Spatial layout data

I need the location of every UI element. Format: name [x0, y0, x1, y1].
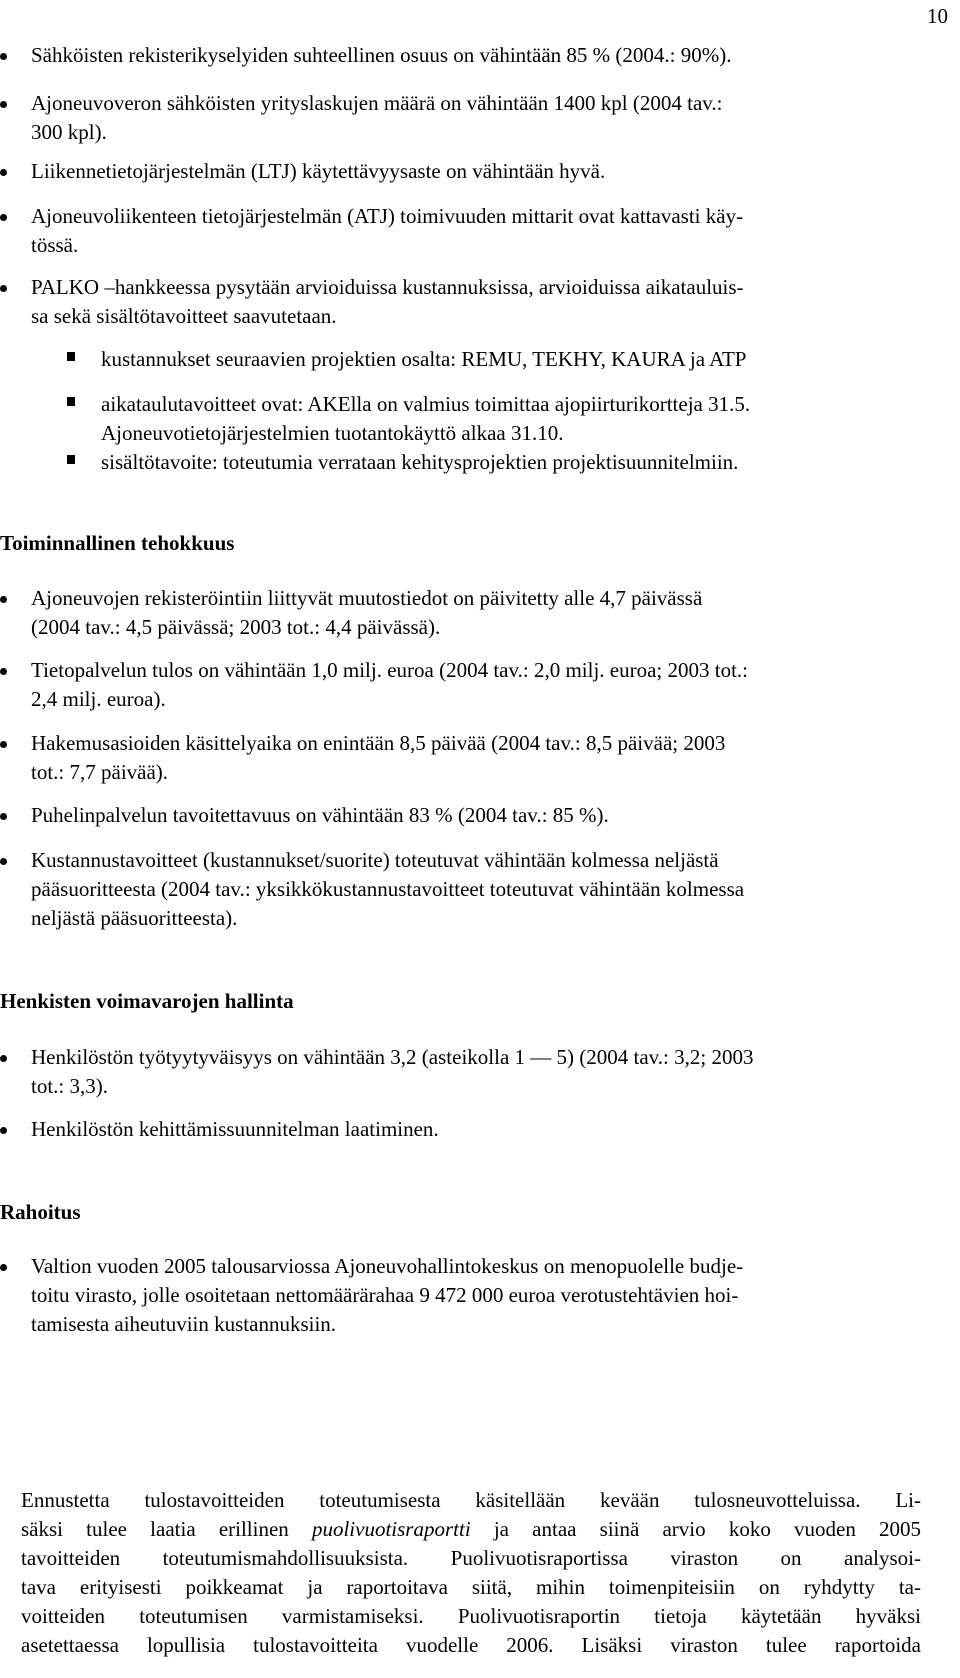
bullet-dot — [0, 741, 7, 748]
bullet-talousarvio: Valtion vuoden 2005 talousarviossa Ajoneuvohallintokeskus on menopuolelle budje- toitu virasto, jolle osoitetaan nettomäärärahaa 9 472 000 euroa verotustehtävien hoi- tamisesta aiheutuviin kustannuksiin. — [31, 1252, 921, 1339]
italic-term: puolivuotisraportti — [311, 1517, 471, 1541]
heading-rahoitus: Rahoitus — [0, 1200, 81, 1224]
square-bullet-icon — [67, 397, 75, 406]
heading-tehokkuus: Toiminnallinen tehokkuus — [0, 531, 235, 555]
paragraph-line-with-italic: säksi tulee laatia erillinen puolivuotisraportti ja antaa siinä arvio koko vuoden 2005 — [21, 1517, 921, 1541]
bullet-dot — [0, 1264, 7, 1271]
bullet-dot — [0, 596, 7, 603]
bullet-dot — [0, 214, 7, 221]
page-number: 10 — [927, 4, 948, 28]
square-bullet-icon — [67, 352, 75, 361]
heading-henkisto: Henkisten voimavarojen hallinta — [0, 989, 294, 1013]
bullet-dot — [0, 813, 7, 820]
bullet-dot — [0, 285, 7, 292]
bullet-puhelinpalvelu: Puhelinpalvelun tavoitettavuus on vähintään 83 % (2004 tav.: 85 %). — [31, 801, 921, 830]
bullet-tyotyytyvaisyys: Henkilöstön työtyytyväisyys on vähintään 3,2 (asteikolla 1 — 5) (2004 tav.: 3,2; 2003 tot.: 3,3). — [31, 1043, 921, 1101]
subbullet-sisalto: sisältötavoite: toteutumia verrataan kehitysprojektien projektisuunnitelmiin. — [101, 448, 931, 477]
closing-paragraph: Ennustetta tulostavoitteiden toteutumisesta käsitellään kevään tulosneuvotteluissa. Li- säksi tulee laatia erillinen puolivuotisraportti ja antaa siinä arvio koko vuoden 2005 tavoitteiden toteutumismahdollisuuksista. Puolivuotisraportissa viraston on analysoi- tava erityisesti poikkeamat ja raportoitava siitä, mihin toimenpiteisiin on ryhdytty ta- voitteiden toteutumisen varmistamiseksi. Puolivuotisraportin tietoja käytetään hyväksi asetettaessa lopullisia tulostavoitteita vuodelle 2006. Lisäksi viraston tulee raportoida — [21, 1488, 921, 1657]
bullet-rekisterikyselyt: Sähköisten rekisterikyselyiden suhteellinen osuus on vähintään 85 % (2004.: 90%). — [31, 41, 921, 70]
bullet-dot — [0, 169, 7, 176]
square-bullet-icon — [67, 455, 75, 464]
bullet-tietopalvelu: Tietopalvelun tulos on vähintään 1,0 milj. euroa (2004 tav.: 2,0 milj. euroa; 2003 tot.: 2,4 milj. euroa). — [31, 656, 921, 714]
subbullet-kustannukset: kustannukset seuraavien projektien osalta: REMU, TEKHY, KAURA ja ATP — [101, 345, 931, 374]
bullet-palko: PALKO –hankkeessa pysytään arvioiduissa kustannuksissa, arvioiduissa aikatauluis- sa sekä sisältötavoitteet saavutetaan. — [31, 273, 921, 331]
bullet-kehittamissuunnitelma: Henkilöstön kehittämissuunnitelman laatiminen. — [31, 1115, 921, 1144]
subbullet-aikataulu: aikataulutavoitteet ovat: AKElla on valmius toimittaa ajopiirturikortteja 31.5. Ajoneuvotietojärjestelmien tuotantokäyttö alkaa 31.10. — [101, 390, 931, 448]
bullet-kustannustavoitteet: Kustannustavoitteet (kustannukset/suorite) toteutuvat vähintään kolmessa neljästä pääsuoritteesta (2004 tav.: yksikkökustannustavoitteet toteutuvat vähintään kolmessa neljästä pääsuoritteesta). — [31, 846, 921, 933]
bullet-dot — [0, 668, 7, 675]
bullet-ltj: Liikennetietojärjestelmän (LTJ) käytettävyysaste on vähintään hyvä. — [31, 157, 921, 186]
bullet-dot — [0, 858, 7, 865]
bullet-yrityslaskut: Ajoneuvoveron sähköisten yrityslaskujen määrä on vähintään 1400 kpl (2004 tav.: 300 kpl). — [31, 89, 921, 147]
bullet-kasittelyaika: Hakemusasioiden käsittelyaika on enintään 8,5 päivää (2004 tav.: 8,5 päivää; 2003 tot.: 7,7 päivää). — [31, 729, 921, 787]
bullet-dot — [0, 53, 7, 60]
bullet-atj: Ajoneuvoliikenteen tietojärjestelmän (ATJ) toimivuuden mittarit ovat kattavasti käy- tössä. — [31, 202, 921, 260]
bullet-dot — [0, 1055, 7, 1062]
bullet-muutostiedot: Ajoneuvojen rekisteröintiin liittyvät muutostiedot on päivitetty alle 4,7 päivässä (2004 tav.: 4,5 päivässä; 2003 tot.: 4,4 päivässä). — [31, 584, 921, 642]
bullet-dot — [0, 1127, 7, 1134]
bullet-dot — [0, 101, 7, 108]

CHALLENGE: Lay out the lines in the items from the line with "bullet-dot — [0, 741, 7, 748]" to the line with "subbullet-kustannukset: kustannukset seuraavien", inclusive, as a Markdown table with the columns Row and Line. Number each line in Row and skip blank lines.

SOLUTION TO THE PROBLEM:
| Row | Line |
|---|---|
| 1 | bullet-dot — [0, 741, 7, 748] |
| 2 | bullet-talousarvio: Valtion vuoden 2005 talousarviossa Ajoneuvohallintokeskus on menopuolelle budje- toitu virasto, jolle osoitetaan nettomäärärahaa 9 472 000 euroa verotustehtävien hoi- tamisesta aiheutuviin kustannuksiin. — [31, 1252, 921, 1339] |
| 3 | italic-term: puolivuotisraportti — [311, 1517, 471, 1541] |
| 4 | heading-rahoitus: Rahoitus — [0, 1200, 81, 1224] |
| 5 | square-bullet-icon — [67, 397, 75, 406] |
| 6 | heading-tehokkuus: Toiminnallinen tehokkuus — [0, 531, 235, 555] |
| 7 | paragraph-line-with-italic: säksi tulee laatia erillinen puolivuotisraportti ja antaa siinä arvio koko vuoden 2005 — [21, 1517, 921, 1541] |
| 8 | bullet-dot — [0, 1264, 7, 1271] |
| 9 | bullet-dot — [0, 596, 7, 603] |
| 10 | bullet-dot — [0, 214, 7, 221] |
| 11 | page-number: 10 — [927, 4, 948, 28] |
| 12 | square-bullet-icon — [67, 352, 75, 361] |
| 13 | heading-henkisto: Henkisten voimavarojen hallinta — [0, 989, 294, 1013] |
| 14 | bullet-dot — [0, 813, 7, 820] |
| 15 | bullet-dot — [0, 285, 7, 292] |
| 16 | bullet-puhelinpalvelu: Puhelinpalvelun tavoitettavuus on vähintään 83 % (2004 tav.: 85 %). — [31, 801, 921, 830] |
| 17 | bullet-tyotyytyvaisyys: Henkilöstön työtyytyväisyys on vähintään 3,2 (asteikolla 1 — 5) (2004 tav.: 3,2; 2003 tot.: 3,3). — [31, 1043, 921, 1101] |
| 18 | subbullet-sisalto: sisältötavoite: toteutumia verrataan kehitysprojektien projektisuunnitelmiin. — [101, 448, 931, 477] |
| 19 | closing-paragraph: Ennustetta tulostavoitteiden toteutumisesta käsitellään kevään tulosneuvotteluissa. Li- säksi tulee laatia erillinen puolivuotisraportti ja antaa siinä arvio koko vuoden 2005 tavoitteiden toteutumismahdollisuuksista. Puolivuotisraportissa viraston on analysoi- tava erityisesti poikkeamat ja raportoitava siitä, mihin toimenpiteisiin on ryhdytty ta- voitteiden toteutumisen varmistamiseksi. Puolivuotisraportin tietoja käytetään hyväksi asetettaessa lopullisia tulostavoitteita vuodelle 2006. Lisäksi viraston tulee raportoida — [21, 1488, 921, 1657] |
| 20 | bullet-rekisterikyselyt: Sähköisten rekisterikyselyiden suhteellinen osuus on vähintään 85 % (2004.: 90%). — [31, 41, 921, 70] |
| 21 | bullet-dot — [0, 169, 7, 176] |
| 22 | square-bullet-icon — [67, 455, 75, 464] |
| 23 | bullet-tietopalvelu: Tietopalvelun tulos on vähintään 1,0 milj. euroa (2004 tav.: 2,0 milj. euroa; 2003 tot.: 2,4 milj. euroa). — [31, 656, 921, 714] |
| 24 | subbullet-kustannukset: kustannukset seuraavien projektien osalta: REMU, TEKHY, KAURA ja ATP — [101, 345, 931, 374] |